◆ Exercise inputs
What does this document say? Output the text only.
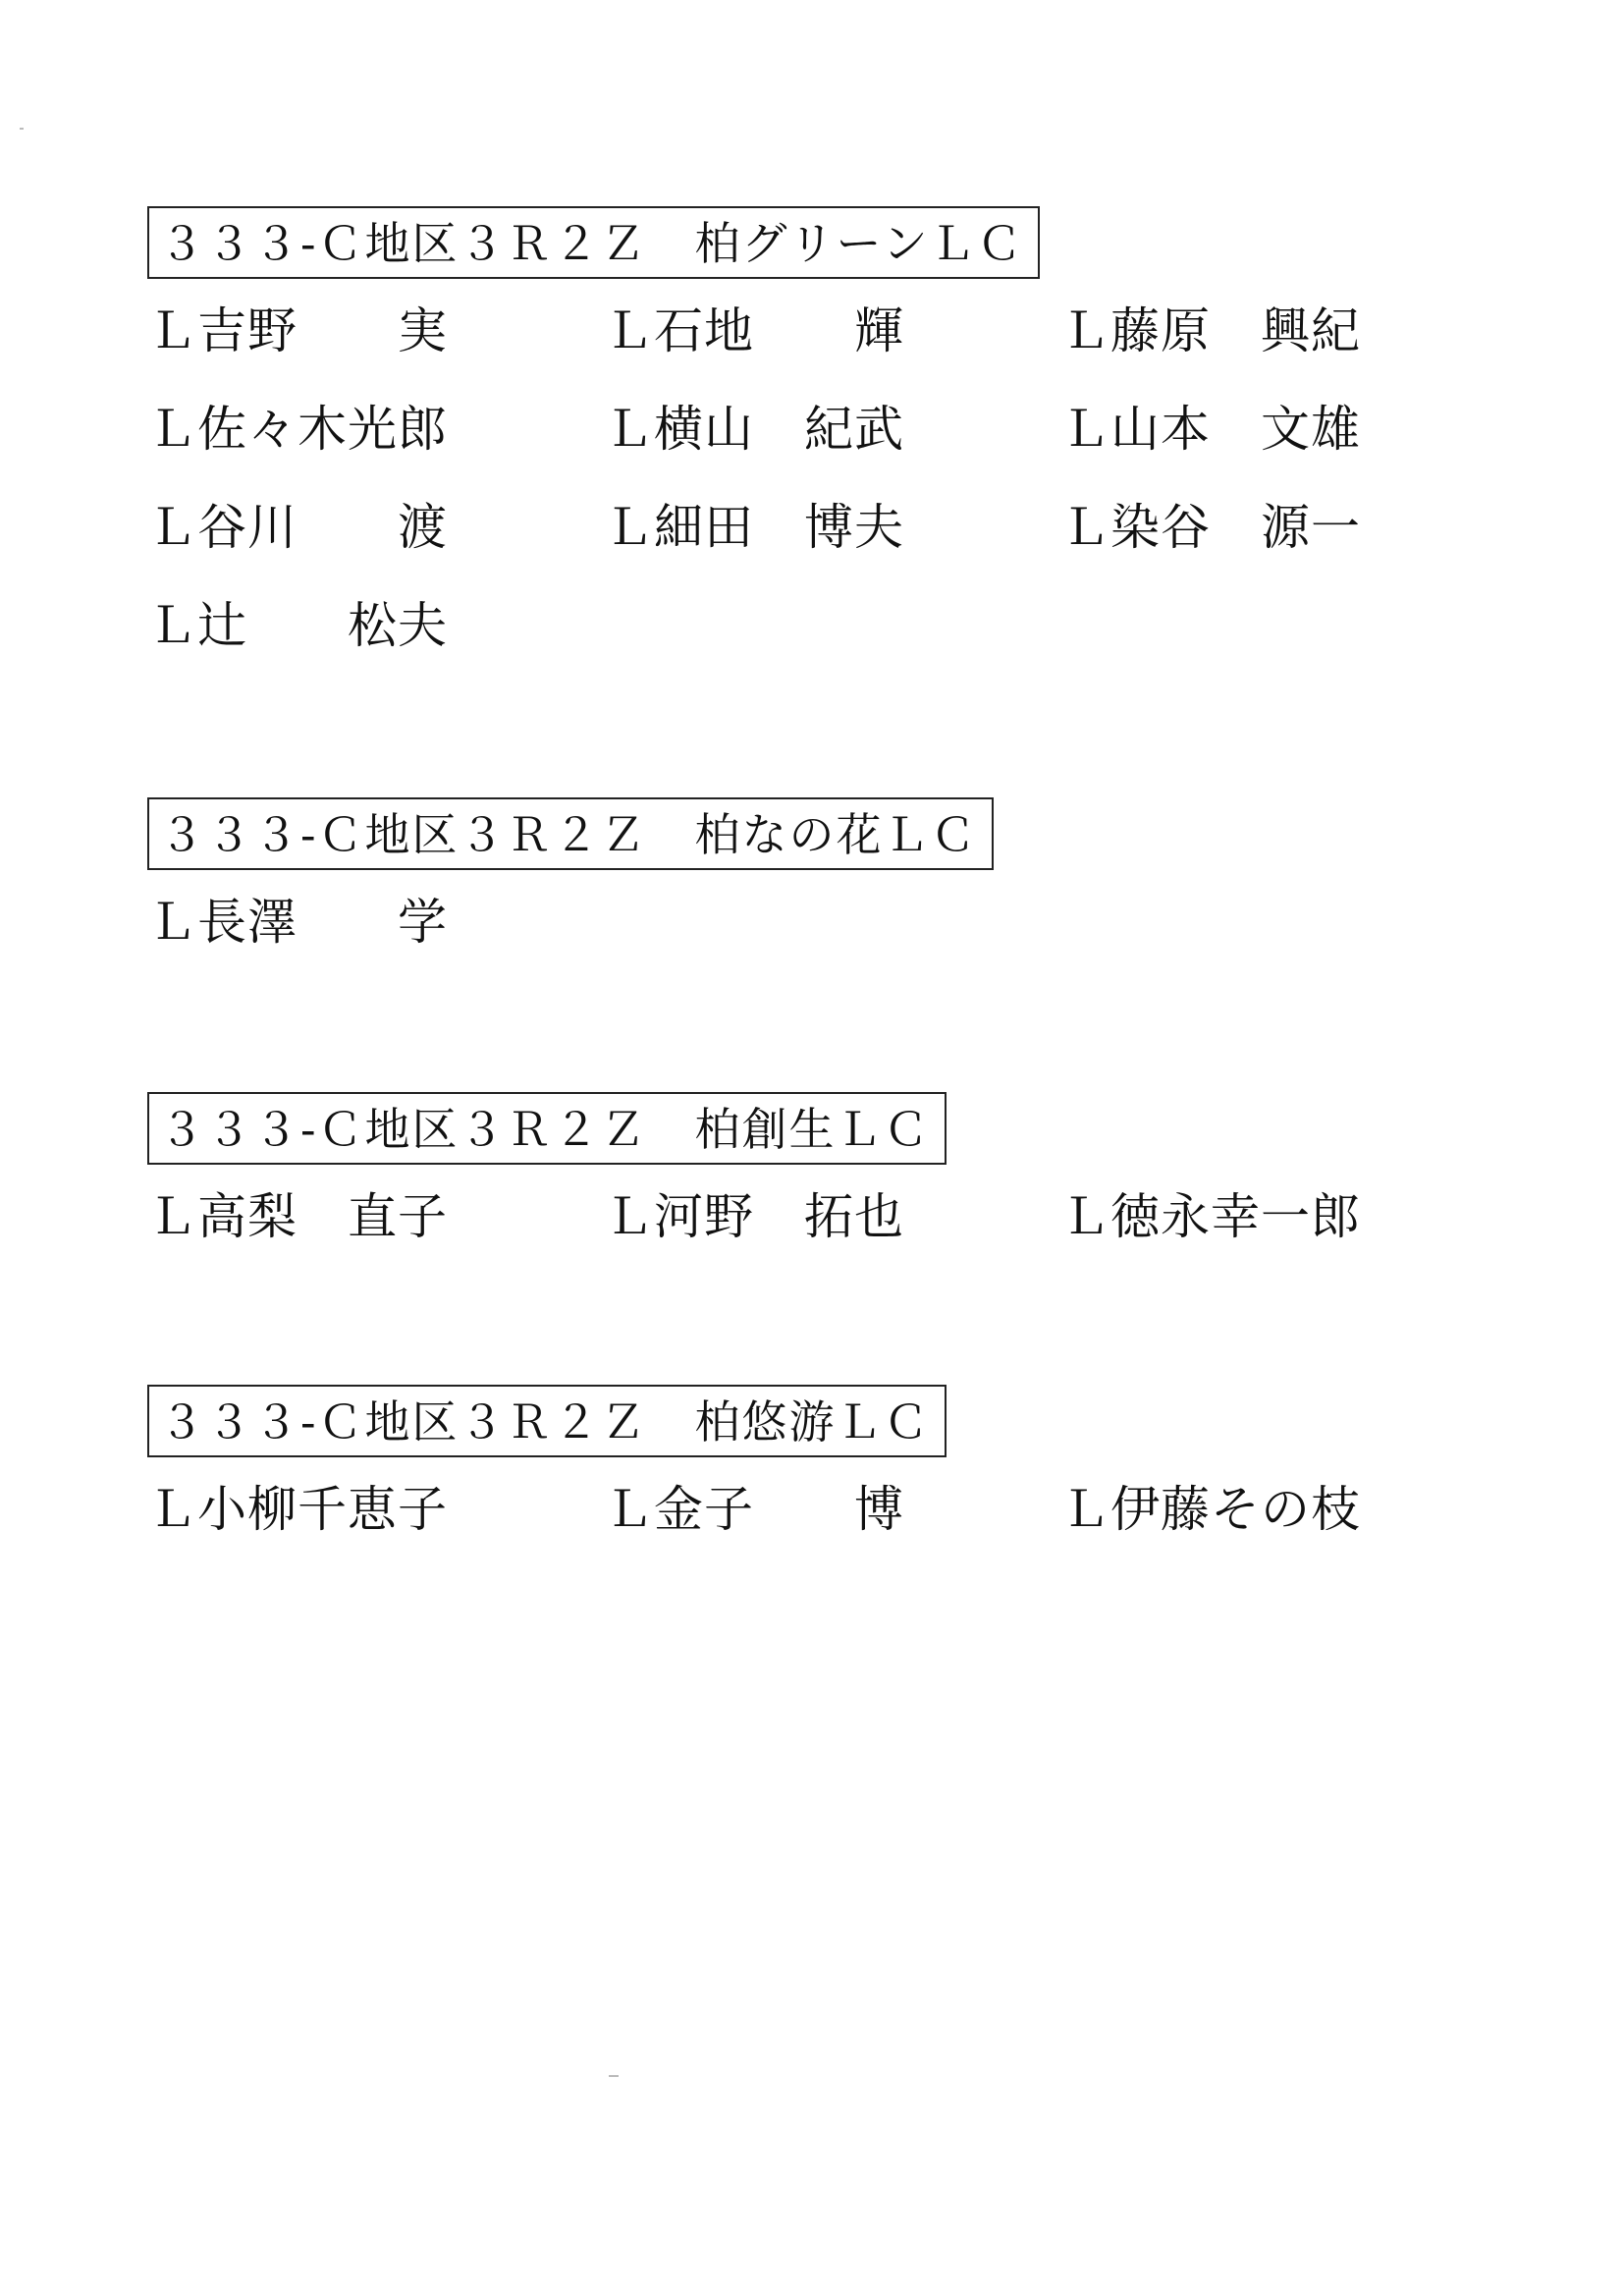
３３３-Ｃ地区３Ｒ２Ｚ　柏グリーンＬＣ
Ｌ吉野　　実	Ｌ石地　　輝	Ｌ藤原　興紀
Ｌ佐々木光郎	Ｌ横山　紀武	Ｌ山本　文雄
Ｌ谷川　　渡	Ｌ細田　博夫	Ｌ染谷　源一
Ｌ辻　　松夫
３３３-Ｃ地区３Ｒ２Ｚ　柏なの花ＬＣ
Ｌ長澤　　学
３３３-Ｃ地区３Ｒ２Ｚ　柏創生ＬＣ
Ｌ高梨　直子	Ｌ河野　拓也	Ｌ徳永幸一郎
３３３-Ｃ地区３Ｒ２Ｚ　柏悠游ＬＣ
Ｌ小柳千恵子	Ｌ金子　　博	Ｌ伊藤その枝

◆ Exercise
All of the entries above should be copied exactly, except for the pictures.

◆ Response to the task
What does this document say? Output the text only.
３３３-Ｃ地区３Ｒ２Ｚ　柏グリーンＬＣ
Ｌ吉野　　実	Ｌ石地　　輝	Ｌ藤原　興紀
Ｌ佐々木光郎	Ｌ横山　紀武	Ｌ山本　文雄
Ｌ谷川　　渡	Ｌ細田　博夫	Ｌ染谷　源一
Ｌ辻　　松夫
３３３-Ｃ地区３Ｒ２Ｚ　柏なの花ＬＣ
Ｌ長澤　　学
３３３-Ｃ地区３Ｒ２Ｚ　柏創生ＬＣ
Ｌ高梨　直子	Ｌ河野　拓也	Ｌ徳永幸一郎
３３３-Ｃ地区３Ｒ２Ｚ　柏悠游ＬＣ
Ｌ小柳千恵子	Ｌ金子　　博	Ｌ伊藤その枝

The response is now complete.